## THE TASK
Please lay out the rows below as a numbered list, starting with the very first line and going on through the line with "The entity F1 is at (376, 65).". Leave out blank lines and the pictures.

## EXTRACTED DATA
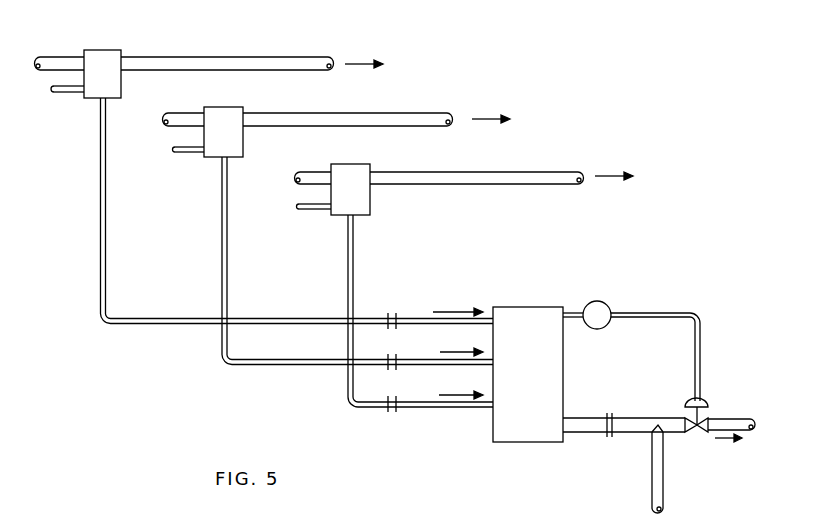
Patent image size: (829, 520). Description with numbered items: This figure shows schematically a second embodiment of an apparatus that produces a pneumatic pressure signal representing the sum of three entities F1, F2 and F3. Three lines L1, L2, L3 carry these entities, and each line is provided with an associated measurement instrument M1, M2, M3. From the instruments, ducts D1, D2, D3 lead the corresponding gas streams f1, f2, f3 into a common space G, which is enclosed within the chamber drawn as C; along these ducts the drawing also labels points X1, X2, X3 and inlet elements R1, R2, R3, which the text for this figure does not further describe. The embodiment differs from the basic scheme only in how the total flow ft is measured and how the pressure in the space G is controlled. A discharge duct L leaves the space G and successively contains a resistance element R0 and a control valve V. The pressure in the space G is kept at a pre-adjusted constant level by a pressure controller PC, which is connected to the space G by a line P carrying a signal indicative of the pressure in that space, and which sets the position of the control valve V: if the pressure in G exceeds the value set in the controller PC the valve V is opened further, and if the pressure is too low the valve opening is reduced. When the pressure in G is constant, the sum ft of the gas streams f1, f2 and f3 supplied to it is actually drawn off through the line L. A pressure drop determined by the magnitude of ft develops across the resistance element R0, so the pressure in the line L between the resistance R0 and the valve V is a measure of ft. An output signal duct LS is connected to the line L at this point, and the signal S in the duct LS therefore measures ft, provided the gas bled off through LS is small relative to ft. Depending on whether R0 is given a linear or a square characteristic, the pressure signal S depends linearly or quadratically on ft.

The measurement instrument M1 is at (90, 50).
The measurement instrument M2 is at (218, 107).
The measurement instrument M3 is at (352, 164).
The line L1 is at (291, 57).
The line L2 is at (387, 113).
The line L3 is at (486, 172).
The entity F1 is at (376, 65).
The entity F2 is at (503, 120).
The entity F3 is at (625, 177).
The first meter output X1 is at (72, 160).
The second meter output X2 is at (197, 183).
The third meter output X3 is at (322, 253).
The duct D1 is at (99, 227).
The duct D2 is at (221, 227).
The duct D3 is at (347, 292).
The first restriction R1 is at (395, 313).
The second restriction R2 is at (395, 354).
The third restriction R3 is at (395, 396).
The gas stream f1 is at (458, 302).
The gas stream f2 is at (461, 345).
The gas stream f3 is at (461, 387).
The chamber C is at (522, 307).
The space G is at (534, 389).
The line or duct P is at (572, 312).
The pressure controller PC is at (597, 315).
The resistance element R0 is at (609, 412).
The discharge duct L is at (633, 432).
The control valve V is at (690, 432).
The sum of the gas streams ft is at (731, 440).
The pressure signal S is at (646, 469).
The output signal duct LS is at (663, 481).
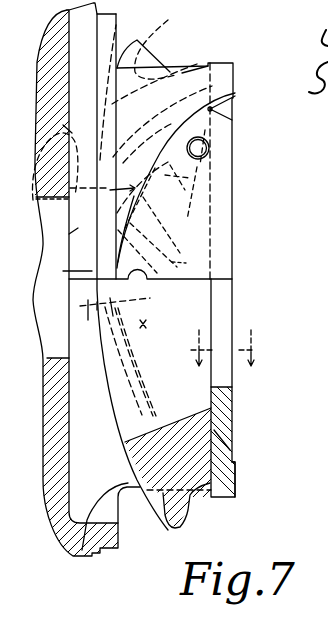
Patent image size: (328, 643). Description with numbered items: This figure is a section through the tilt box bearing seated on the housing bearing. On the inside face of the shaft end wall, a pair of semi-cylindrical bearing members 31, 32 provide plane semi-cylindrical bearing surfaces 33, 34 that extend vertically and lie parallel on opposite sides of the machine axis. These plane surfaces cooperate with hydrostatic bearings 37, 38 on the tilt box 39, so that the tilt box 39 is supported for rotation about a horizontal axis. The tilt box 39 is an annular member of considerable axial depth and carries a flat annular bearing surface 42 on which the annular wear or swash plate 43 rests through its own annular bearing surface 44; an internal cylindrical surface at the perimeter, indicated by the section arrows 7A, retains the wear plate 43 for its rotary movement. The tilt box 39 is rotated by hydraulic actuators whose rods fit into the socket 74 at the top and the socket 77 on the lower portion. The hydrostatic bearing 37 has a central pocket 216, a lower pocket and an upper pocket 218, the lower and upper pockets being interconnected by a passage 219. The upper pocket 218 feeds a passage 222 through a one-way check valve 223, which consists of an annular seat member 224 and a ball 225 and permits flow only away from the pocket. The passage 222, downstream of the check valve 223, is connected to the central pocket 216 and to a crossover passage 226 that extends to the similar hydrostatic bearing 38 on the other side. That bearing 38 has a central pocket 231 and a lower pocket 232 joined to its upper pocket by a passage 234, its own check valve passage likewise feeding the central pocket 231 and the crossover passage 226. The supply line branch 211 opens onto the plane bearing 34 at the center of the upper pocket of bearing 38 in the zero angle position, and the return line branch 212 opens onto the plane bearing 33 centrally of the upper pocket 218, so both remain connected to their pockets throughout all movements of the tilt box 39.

The semi-cylindrical bearing member 32 is at (73, 556).
The hydrostatic bearing 38 is at (76, 300).
The tilt box 39 is at (251, 259).
The semi-cylindrical bearing member 31 is at (192, 86).
The socket 74 is at (160, 39).
The plane semi-cylindrical bearing surface 33 is at (213, 109).
The hydrostatic bearing 37 is at (212, 113).
The crossover passage 226 is at (209, 152).
The ball 225 is at (172, 120).
The one-way check valve 223 is at (172, 180).
The passage 222 is at (147, 223).
The passage 219 is at (180, 263).
The branch line 212 is at (56, 119).
The annular seat member 224 is at (71, 166).
The branch line 211 is at (52, 212).
The upper pocket 218 is at (60, 236).
The central pocket 216 is at (64, 271).
The central pocket 231 is at (152, 300).
The passage 234 is at (143, 326).
The section line 7A is at (222, 356).
The lower pocket 232 is at (149, 387).
The flat annular bearing surface 42 is at (211, 413).
The annular wear plate 43 is at (235, 429).
The plane semi-cylindrical bearing surface 34 is at (235, 465).
The annular bearing surface 44 is at (204, 497).
The socket 77 is at (165, 535).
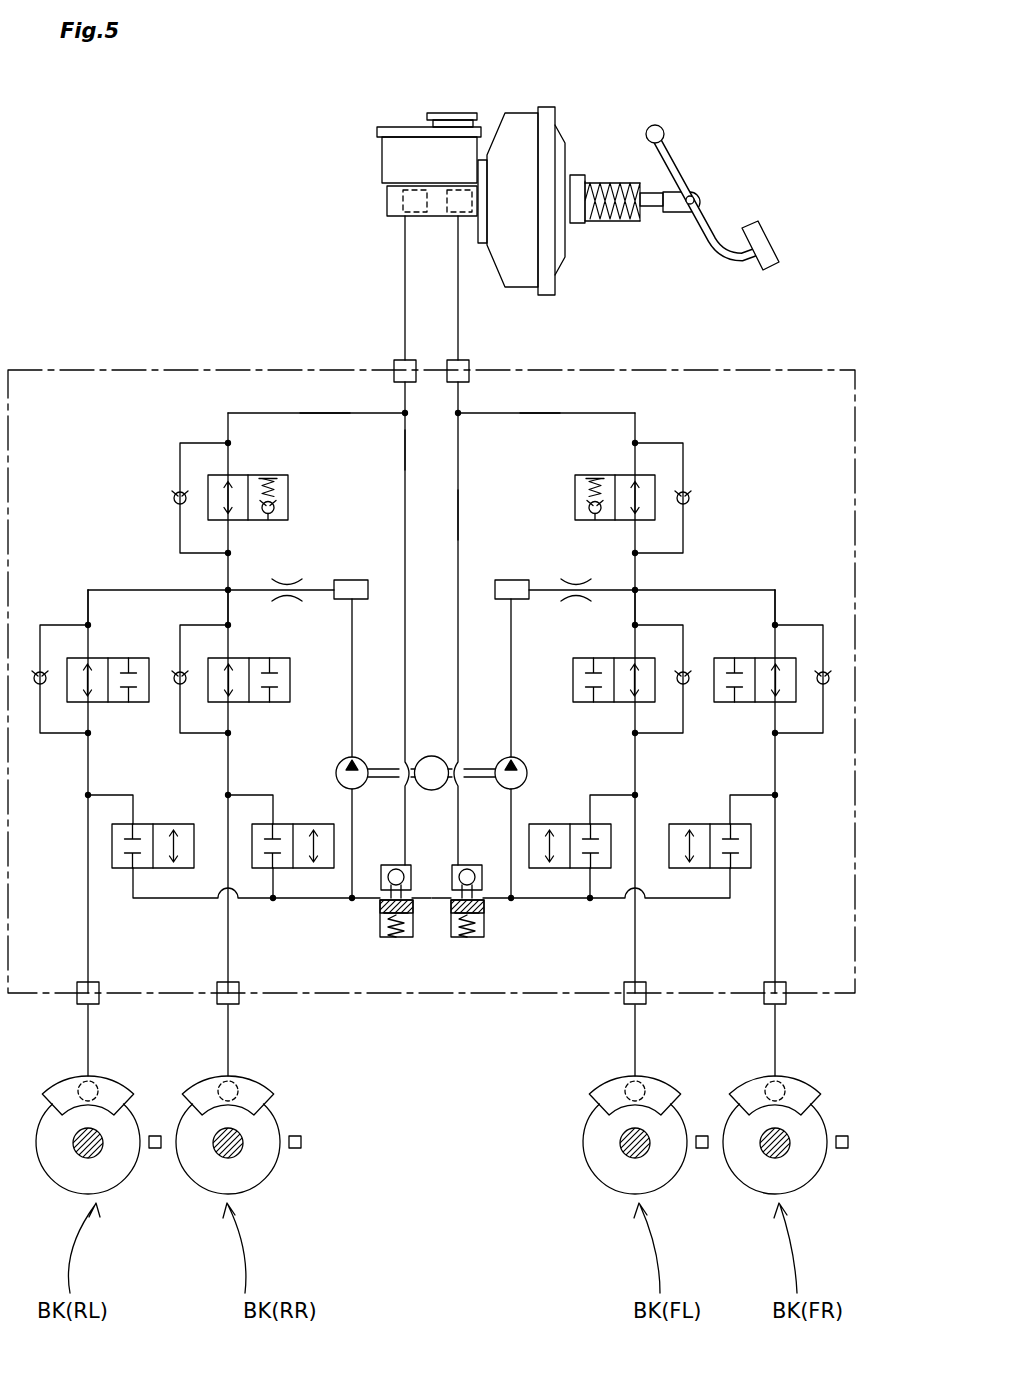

## FINISHED EXERCISE
1. Patent image size: (829, 520). Description with numbered items: This figure shows schematically a second embodiment of an apparatus that produces a pneumatic pressure signal representing the sum of three entities F1, F2 and F3. Three lines L1, L2, L3 carry these entities, and each line is provided with an associated measurement instrument M1, M2, M3. From the instruments, ducts D1, D2, D3 lead the corresponding gas streams f1, f2, f3 into a common space G, which is enclosed within the chamber drawn as C; along these ducts the drawing also labels points X1, X2, X3 and inlet elements R1, R2, R3, which the text for this figure does not further describe. The embodiment differs from the basic scheme only in how the total flow ft is measured and how the pressure in the space G is controlled. A discharge duct L leaves the space G and successively contains a resistance element R0 and a control valve V. The pressure in the space G is kept at a pre-adjusted constant level by a pressure controller PC, which is connected to the space G by a line P carrying a signal indicative of the pressure in that space, and which sets the position of the control valve V: if the pressure in G exceeds the value set in the controller PC the valve V is opened further, and if the pressure is too low the valve opening is reduced. When the pressure in G is constant, the sum ft of the gas streams f1, f2 and f3 supplied to it is actually drawn off through the line L. A pressure drop determined by the magnitude of ft develops across the resistance element R0, so the pressure in the line L between the resistance R0 and the valve V is a measure of ft. An output signal duct LS is connected to the line L at this point, and the signal S in the duct LS therefore measures ft, provided the gas bled off through LS is small relative to ft. Depending on whether R0 is given a linear or a square characteristic, the pressure signal S depends linearly or quadratically on ft.
2. The measurement instrument M1 is at (90, 50).
3. The measurement instrument M2 is at (218, 107).
4. The measurement instrument M3 is at (352, 164).
5. The line L1 is at (291, 57).
6. The line L2 is at (387, 113).
7. The line L3 is at (486, 172).
8. The entity F1 is at (376, 65).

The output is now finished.